══ LISTED RECORDS ══
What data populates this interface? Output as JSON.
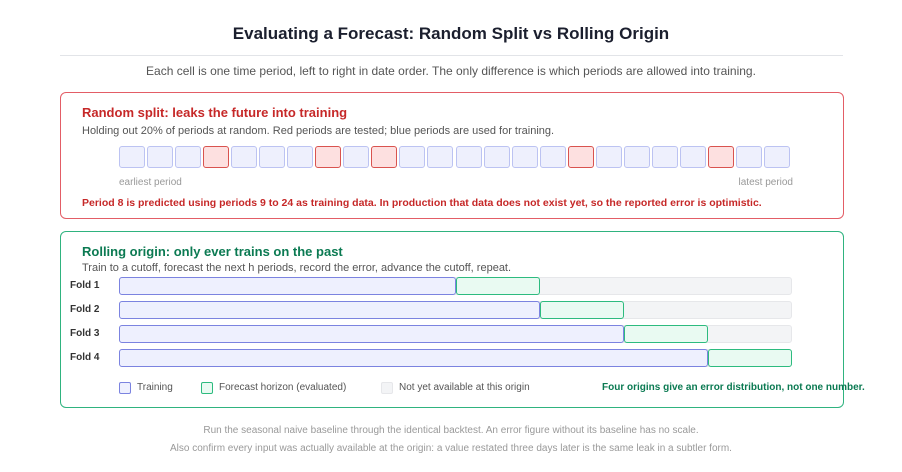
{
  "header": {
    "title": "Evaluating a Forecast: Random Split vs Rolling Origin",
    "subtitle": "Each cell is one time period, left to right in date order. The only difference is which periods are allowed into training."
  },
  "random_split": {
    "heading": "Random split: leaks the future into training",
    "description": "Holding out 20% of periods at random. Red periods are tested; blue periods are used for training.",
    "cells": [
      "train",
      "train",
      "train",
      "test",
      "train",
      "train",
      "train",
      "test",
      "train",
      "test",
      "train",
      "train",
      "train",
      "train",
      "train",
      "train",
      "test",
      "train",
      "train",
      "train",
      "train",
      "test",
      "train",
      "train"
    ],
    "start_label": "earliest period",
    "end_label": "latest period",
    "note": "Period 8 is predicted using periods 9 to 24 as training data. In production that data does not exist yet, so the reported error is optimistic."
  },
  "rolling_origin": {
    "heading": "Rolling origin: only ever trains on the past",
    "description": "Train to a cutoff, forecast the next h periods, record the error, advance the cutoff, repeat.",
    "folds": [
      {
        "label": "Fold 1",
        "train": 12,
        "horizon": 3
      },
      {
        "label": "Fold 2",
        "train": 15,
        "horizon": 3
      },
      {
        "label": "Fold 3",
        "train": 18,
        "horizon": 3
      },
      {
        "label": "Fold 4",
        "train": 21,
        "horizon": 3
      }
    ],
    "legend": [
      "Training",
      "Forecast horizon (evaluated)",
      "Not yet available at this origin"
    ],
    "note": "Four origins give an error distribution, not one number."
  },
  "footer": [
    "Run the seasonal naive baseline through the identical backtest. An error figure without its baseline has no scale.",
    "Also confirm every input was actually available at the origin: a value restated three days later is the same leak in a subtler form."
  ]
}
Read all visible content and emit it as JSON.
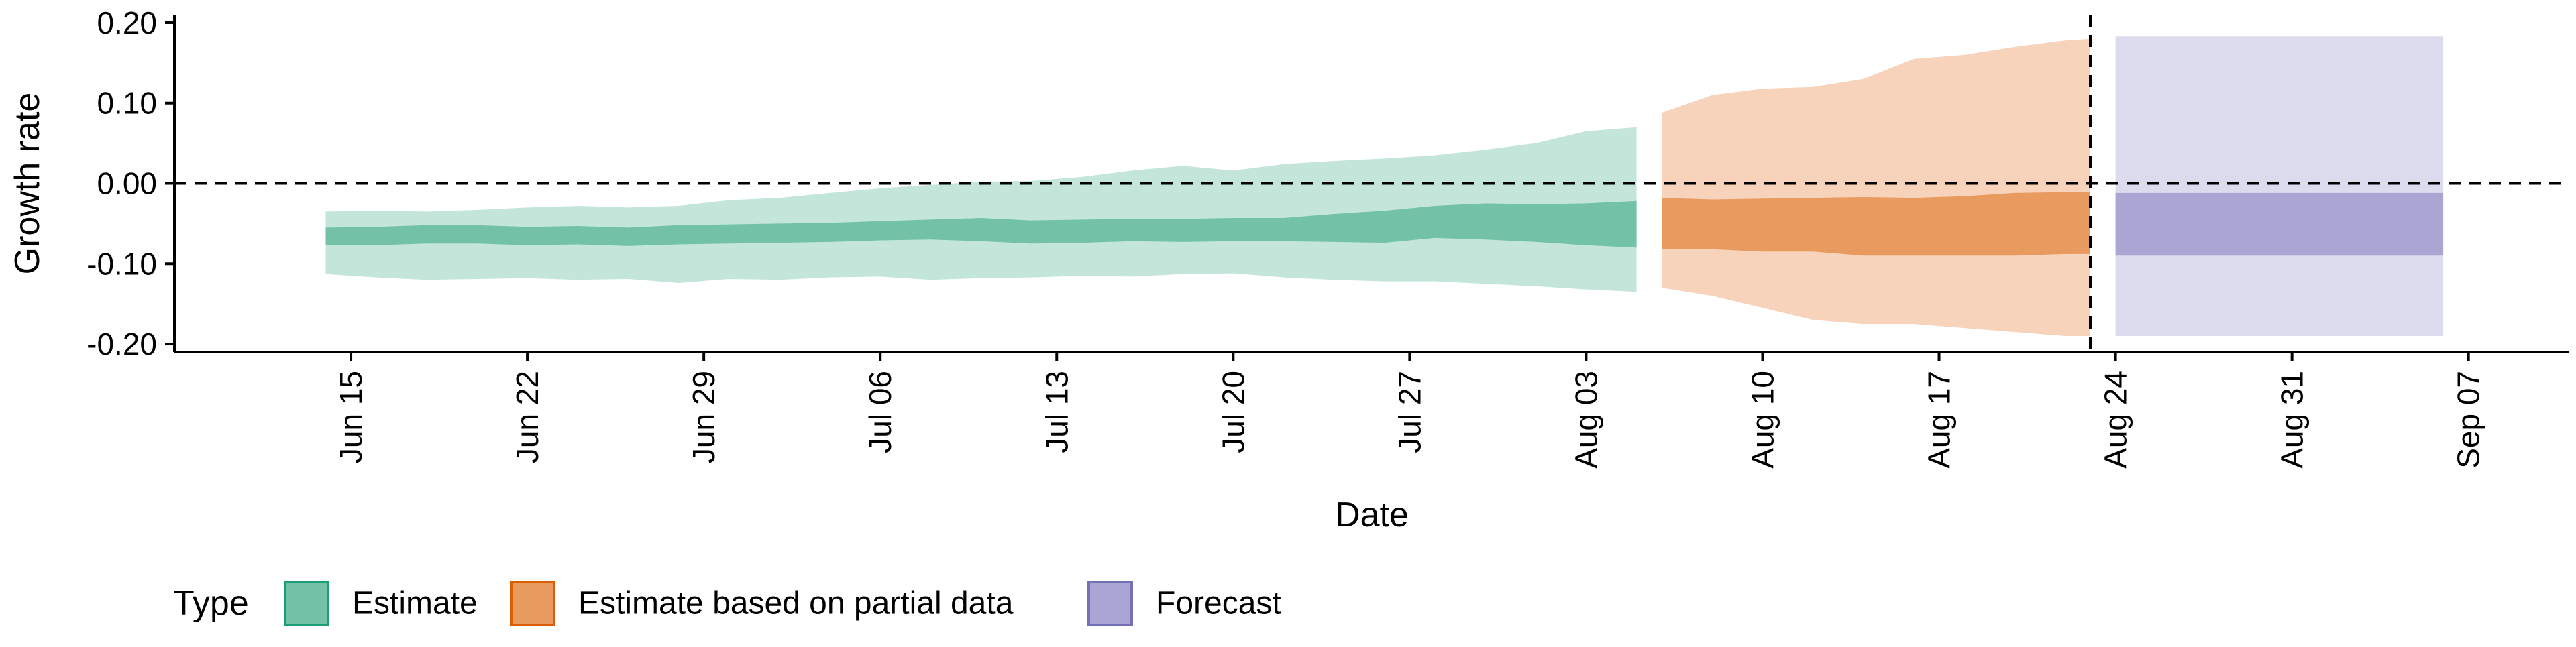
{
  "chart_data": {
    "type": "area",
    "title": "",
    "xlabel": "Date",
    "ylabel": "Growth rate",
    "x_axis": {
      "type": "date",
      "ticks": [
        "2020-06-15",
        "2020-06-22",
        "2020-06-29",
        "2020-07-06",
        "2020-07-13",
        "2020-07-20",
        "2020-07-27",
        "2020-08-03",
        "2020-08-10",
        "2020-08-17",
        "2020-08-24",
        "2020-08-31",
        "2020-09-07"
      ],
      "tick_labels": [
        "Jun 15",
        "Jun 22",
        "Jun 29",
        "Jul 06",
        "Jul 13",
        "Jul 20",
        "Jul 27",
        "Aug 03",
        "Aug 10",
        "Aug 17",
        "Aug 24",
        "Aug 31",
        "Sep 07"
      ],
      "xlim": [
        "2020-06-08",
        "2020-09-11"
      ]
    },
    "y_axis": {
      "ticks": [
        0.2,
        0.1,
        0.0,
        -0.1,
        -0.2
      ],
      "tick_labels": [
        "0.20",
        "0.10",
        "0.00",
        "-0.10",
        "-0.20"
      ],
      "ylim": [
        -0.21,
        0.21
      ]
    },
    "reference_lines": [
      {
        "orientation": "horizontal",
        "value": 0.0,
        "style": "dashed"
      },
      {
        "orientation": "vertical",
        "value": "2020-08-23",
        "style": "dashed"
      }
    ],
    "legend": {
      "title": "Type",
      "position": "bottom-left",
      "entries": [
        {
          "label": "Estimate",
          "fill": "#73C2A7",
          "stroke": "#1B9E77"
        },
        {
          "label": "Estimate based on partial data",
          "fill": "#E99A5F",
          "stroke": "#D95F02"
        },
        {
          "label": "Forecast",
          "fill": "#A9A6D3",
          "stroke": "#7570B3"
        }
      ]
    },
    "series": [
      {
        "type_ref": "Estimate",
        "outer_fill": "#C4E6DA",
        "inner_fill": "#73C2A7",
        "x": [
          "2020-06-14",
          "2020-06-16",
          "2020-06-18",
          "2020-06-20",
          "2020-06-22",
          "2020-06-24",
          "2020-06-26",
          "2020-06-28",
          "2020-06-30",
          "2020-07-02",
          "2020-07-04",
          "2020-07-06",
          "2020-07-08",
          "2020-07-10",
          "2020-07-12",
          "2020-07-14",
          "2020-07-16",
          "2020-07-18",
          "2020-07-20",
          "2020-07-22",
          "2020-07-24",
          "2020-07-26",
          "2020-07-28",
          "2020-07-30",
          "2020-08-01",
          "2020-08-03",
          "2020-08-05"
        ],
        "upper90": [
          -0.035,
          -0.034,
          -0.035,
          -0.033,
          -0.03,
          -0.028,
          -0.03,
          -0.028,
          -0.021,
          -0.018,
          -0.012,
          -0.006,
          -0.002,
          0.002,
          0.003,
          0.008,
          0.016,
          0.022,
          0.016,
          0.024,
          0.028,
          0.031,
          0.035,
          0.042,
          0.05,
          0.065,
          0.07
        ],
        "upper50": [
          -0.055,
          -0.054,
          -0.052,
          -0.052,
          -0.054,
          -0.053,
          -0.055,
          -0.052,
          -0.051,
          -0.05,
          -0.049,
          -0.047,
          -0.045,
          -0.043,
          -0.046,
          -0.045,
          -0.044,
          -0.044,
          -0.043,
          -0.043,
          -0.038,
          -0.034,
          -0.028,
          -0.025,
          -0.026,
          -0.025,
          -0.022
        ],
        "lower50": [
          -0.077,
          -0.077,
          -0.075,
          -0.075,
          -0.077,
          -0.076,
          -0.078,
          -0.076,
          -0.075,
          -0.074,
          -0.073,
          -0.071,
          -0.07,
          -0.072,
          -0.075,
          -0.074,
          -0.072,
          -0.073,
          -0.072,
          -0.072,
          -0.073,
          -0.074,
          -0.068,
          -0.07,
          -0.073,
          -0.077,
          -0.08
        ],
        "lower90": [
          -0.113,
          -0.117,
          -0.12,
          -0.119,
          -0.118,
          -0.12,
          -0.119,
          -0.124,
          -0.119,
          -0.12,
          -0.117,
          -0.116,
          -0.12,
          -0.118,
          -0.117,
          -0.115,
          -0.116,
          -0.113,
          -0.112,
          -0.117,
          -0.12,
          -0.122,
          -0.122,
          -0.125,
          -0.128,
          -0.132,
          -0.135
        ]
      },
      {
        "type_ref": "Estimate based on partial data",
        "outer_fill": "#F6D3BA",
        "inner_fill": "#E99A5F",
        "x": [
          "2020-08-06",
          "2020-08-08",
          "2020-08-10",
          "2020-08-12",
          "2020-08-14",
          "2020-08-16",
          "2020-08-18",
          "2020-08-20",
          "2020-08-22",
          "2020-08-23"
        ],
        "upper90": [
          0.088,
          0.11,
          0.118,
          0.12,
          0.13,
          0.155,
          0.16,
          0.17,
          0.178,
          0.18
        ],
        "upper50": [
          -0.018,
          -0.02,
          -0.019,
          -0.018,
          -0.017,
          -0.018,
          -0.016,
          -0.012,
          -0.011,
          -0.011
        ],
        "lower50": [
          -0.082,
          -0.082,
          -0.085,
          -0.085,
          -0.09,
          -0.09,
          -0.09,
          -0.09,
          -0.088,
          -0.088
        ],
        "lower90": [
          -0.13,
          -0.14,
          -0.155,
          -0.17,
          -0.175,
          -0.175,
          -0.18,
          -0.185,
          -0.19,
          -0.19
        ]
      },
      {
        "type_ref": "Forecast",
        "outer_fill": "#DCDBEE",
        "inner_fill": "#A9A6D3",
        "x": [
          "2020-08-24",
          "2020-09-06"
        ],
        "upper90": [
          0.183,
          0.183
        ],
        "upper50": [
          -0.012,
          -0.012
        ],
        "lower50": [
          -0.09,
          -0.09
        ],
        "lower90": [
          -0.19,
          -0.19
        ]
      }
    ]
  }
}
═══
## TASK REQUIREMENTS
Give every record back exactly as it reads, with no images.

## TASK RESULT
What data populates this interface? Output as JSON.
{
  "header": {
    "title": "Evaluating a Forecast: Random Split vs Rolling Origin",
    "subtitle": "Each cell is one time period, left to right in date order. The only difference is which periods are allowed into training."
  },
  "random_split": {
    "heading": "Random split: leaks the future into training",
    "description": "Holding out 20% of periods at random. Red periods are tested; blue periods are used for training.",
    "cells": [
      "train",
      "train",
      "train",
      "test",
      "train",
      "train",
      "train",
      "test",
      "train",
      "test",
      "train",
      "train",
      "train",
      "train",
      "train",
      "train",
      "test",
      "train",
      "train",
      "train",
      "train",
      "test",
      "train",
      "train"
    ],
    "start_label": "earliest period",
    "end_label": "latest period",
    "note": "Period 8 is predicted using periods 9 to 24 as training data. In production that data does not exist yet, so the reported error is optimistic."
  },
  "rolling_origin": {
    "heading": "Rolling origin: only ever trains on the past",
    "description": "Train to a cutoff, forecast the next h periods, record the error, advance the cutoff, repeat.",
    "folds": [
      {
        "label": "Fold 1",
        "train": 12,
        "horizon": 3
      },
      {
        "label": "Fold 2",
        "train": 15,
        "horizon": 3
      },
      {
        "label": "Fold 3",
        "train": 18,
        "horizon": 3
      },
      {
        "label": "Fold 4",
        "train": 21,
        "horizon": 3
      }
    ],
    "legend": [
      "Training",
      "Forecast horizon (evaluated)",
      "Not yet available at this origin"
    ],
    "note": "Four origins give an error distribution, not one number."
  },
  "footer": [
    "Run the seasonal naive baseline through the identical backtest. An error figure without its baseline has no scale.",
    "Also confirm every input was actually available at the origin: a value restated three days later is the same leak in a subtler form."
  ]
}
Read all visible content and emit it as JSON.
{
  "chart_data": {
    "type": "area",
    "title": "",
    "xlabel": "Date",
    "ylabel": "Growth rate",
    "x_axis": {
      "type": "date",
      "ticks": [
        "2020-06-15",
        "2020-06-22",
        "2020-06-29",
        "2020-07-06",
        "2020-07-13",
        "2020-07-20",
        "2020-07-27",
        "2020-08-03",
        "2020-08-10",
        "2020-08-17",
        "2020-08-24",
        "2020-08-31",
        "2020-09-07"
      ],
      "tick_labels": [
        "Jun 15",
        "Jun 22",
        "Jun 29",
        "Jul 06",
        "Jul 13",
        "Jul 20",
        "Jul 27",
        "Aug 03",
        "Aug 10",
        "Aug 17",
        "Aug 24",
        "Aug 31",
        "Sep 07"
      ],
      "xlim": [
        "2020-06-08",
        "2020-09-11"
      ]
    },
    "y_axis": {
      "ticks": [
        0.2,
        0.1,
        0.0,
        -0.1,
        -0.2
      ],
      "tick_labels": [
        "0.20",
        "0.10",
        "0.00",
        "-0.10",
        "-0.20"
      ],
      "ylim": [
        -0.21,
        0.21
      ]
    },
    "reference_lines": [
      {
        "orientation": "horizontal",
        "value": 0.0,
        "style": "dashed"
      },
      {
        "orientation": "vertical",
        "value": "2020-08-23",
        "style": "dashed"
      }
    ],
    "legend": {
      "title": "Type",
      "position": "bottom-left",
      "entries": [
        {
          "label": "Estimate",
          "fill": "#73C2A7",
          "stroke": "#1B9E77"
        },
        {
          "label": "Estimate based on partial data",
          "fill": "#E99A5F",
          "stroke": "#D95F02"
        },
        {
          "label": "Forecast",
          "fill": "#A9A6D3",
          "stroke": "#7570B3"
        }
      ]
    },
    "series": [
      {
        "type_ref": "Estimate",
        "outer_fill": "#C4E6DA",
        "inner_fill": "#73C2A7",
        "x": [
          "2020-06-14",
          "2020-06-16",
          "2020-06-18",
          "2020-06-20",
          "2020-06-22",
          "2020-06-24",
          "2020-06-26",
          "2020-06-28",
          "2020-06-30",
          "2020-07-02",
          "2020-07-04",
          "2020-07-06",
          "2020-07-08",
          "2020-07-10",
          "2020-07-12",
          "2020-07-14",
          "2020-07-16",
          "2020-07-18",
          "2020-07-20",
          "2020-07-22",
          "2020-07-24",
          "2020-07-26",
          "2020-07-28",
          "2020-07-30",
          "2020-08-01",
          "2020-08-03",
          "2020-08-05"
        ],
        "upper90": [
          -0.035,
          -0.034,
          -0.035,
          -0.033,
          -0.03,
          -0.028,
          -0.03,
          -0.028,
          -0.021,
          -0.018,
          -0.012,
          -0.006,
          -0.002,
          0.002,
          0.003,
          0.008,
          0.016,
          0.022,
          0.016,
          0.024,
          0.028,
          0.031,
          0.035,
          0.042,
          0.05,
          0.065,
          0.07
        ],
        "upper50": [
          -0.055,
          -0.054,
          -0.052,
          -0.052,
          -0.054,
          -0.053,
          -0.055,
          -0.052,
          -0.051,
          -0.05,
          -0.049,
          -0.047,
          -0.045,
          -0.043,
          -0.046,
          -0.045,
          -0.044,
          -0.044,
          -0.043,
          -0.043,
          -0.038,
          -0.034,
          -0.028,
          -0.025,
          -0.026,
          -0.025,
          -0.022
        ],
        "lower50": [
          -0.077,
          -0.077,
          -0.075,
          -0.075,
          -0.077,
          -0.076,
          -0.078,
          -0.076,
          -0.075,
          -0.074,
          -0.073,
          -0.071,
          -0.07,
          -0.072,
          -0.075,
          -0.074,
          -0.072,
          -0.073,
          -0.072,
          -0.072,
          -0.073,
          -0.074,
          -0.068,
          -0.07,
          -0.073,
          -0.077,
          -0.08
        ],
        "lower90": [
          -0.113,
          -0.117,
          -0.12,
          -0.119,
          -0.118,
          -0.12,
          -0.119,
          -0.124,
          -0.119,
          -0.12,
          -0.117,
          -0.116,
          -0.12,
          -0.118,
          -0.117,
          -0.115,
          -0.116,
          -0.113,
          -0.112,
          -0.117,
          -0.12,
          -0.122,
          -0.122,
          -0.125,
          -0.128,
          -0.132,
          -0.135
        ]
      },
      {
        "type_ref": "Estimate based on partial data",
        "outer_fill": "#F6D3BA",
        "inner_fill": "#E99A5F",
        "x": [
          "2020-08-06",
          "2020-08-08",
          "2020-08-10",
          "2020-08-12",
          "2020-08-14",
          "2020-08-16",
          "2020-08-18",
          "2020-08-20",
          "2020-08-22",
          "2020-08-23"
        ],
        "upper90": [
          0.088,
          0.11,
          0.118,
          0.12,
          0.13,
          0.155,
          0.16,
          0.17,
          0.178,
          0.18
        ],
        "upper50": [
          -0.018,
          -0.02,
          -0.019,
          -0.018,
          -0.017,
          -0.018,
          -0.016,
          -0.012,
          -0.011,
          -0.011
        ],
        "lower50": [
          -0.082,
          -0.082,
          -0.085,
          -0.085,
          -0.09,
          -0.09,
          -0.09,
          -0.09,
          -0.088,
          -0.088
        ],
        "lower90": [
          -0.13,
          -0.14,
          -0.155,
          -0.17,
          -0.175,
          -0.175,
          -0.18,
          -0.185,
          -0.19,
          -0.19
        ]
      },
      {
        "type_ref": "Forecast",
        "outer_fill": "#DCDBEE",
        "inner_fill": "#A9A6D3",
        "x": [
          "2020-08-24",
          "2020-09-06"
        ],
        "upper90": [
          0.183,
          0.183
        ],
        "upper50": [
          -0.012,
          -0.012
        ],
        "lower50": [
          -0.09,
          -0.09
        ],
        "lower90": [
          -0.19,
          -0.19
        ]
      }
    ]
  }
}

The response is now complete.